### Data for this exercise
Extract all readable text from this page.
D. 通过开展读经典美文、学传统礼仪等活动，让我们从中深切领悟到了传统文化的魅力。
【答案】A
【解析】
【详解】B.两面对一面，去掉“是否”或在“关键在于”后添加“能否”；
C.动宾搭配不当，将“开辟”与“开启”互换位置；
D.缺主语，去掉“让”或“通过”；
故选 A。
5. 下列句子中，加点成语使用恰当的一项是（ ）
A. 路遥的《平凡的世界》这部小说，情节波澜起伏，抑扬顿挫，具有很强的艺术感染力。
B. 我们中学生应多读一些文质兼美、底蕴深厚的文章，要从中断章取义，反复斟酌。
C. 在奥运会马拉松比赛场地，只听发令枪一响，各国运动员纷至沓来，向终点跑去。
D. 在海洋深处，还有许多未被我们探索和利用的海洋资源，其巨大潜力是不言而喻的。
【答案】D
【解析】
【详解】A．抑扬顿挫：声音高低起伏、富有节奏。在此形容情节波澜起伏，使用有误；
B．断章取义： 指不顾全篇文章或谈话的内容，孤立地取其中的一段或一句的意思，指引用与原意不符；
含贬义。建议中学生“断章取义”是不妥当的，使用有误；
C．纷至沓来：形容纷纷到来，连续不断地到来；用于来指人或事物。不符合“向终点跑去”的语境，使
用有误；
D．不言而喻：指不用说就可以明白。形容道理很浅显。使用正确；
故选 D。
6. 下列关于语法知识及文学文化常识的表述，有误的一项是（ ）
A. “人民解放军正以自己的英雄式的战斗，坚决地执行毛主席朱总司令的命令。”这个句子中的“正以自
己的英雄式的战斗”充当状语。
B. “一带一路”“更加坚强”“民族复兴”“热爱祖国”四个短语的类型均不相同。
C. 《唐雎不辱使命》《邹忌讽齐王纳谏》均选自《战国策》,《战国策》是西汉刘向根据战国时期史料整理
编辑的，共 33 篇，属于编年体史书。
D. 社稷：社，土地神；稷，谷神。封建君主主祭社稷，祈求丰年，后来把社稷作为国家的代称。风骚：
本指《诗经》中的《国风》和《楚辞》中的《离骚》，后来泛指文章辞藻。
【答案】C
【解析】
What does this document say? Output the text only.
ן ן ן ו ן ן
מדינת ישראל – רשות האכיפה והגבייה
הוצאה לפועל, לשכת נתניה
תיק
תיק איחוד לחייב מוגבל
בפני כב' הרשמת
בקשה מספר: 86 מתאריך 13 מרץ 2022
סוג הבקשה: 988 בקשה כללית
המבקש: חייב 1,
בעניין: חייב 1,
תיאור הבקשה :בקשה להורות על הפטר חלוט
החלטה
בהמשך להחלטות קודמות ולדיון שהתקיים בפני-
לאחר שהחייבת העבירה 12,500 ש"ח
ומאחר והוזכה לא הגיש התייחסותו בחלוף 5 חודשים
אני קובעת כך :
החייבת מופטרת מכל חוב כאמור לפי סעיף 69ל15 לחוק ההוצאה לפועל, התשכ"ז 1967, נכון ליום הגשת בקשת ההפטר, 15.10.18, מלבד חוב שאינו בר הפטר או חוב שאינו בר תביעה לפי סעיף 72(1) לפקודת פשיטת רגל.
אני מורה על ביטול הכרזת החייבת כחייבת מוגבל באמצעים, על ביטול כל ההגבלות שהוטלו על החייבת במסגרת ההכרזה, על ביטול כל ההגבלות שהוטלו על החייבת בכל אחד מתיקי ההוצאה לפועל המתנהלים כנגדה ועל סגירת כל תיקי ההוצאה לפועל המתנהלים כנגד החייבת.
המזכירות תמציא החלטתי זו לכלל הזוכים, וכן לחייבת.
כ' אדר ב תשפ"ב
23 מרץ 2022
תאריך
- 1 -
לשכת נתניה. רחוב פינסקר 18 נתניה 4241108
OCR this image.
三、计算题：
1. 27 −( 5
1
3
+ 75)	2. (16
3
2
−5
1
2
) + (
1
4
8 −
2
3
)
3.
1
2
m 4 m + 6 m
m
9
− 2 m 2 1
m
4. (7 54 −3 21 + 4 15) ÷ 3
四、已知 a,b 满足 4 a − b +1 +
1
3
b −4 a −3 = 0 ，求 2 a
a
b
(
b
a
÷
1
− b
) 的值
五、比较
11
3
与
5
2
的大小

### Exercise details
Repeat, without change, each line of the data above from the one that contains "What does this" through the final line, counting both.

### Output below
What does this document say? Output the text only.
ן ן ן ו ן ן
מדינת ישראל – רשות האכיפה והגבייה
הוצאה לפועל, לשכת נתניה
תיק
תיק איחוד לחייב מוגבל
בפני כב' הרשמת
בקשה מספר: 86 מתאריך 13 מרץ 2022
סוג הבקשה: 988 בקשה כללית
המבקש: חייב 1,
בעניין: חייב 1,
תיאור הבקשה :בקשה להורות על הפטר חלוט
החלטה
בהמשך להחלטות קודמות ולדיון שהתקיים בפני-
לאחר שהחייבת העבירה 12,500 ש"ח
ומאחר והוזכה לא הגיש התייחסותו בחלוף 5 חודשים
אני קובעת כך :
החייבת מופטרת מכל חוב כאמור לפי סעיף 69ל15 לחוק ההוצאה לפועל, התשכ"ז 1967, נכון ליום הגשת בקשת ההפטר, 15.10.18, מלבד חוב שאינו בר הפטר או חוב שאינו בר תביעה לפי סעיף 72(1) לפקודת פשיטת רגל.
אני מורה על ביטול הכרזת החייבת כחייבת מוגבל באמצעים, על ביטול כל ההגבלות שהוטלו על החייבת במסגרת ההכרזה, על ביטול כל ההגבלות שהוטלו על החייבת בכל אחד מתיקי ההוצאה לפועל המתנהלים כנגדה ועל סגירת כל תיקי ההוצאה לפועל המתנהלים כנגד החייבת.
המזכירות תמציא החלטתי זו לכלל הזוכים, וכן לחייבת.
כ' אדר ב תשפ"ב
23 מרץ 2022
תאריך
- 1 -
לשכת נתניה. רחוב פינסקר 18 נתניה 4241108
OCR this image.
三、计算题：
1. 27 −( 5
1
3
+ 75)	2. (16
3
2
−5
1
2
) + (
1
4
8 −
2
3
)
3.
1
2
m 4 m + 6 m
m
9
− 2 m 2 1
m
4. (7 54 −3 21 + 4 15) ÷ 3
四、已知 a,b 满足 4 a − b +1 +
1
3
b −4 a −3 = 0 ，求 2 a
a
b
(
b
a
÷
1
− b
) 的值
五、比较
11
3
与
5
2
的大小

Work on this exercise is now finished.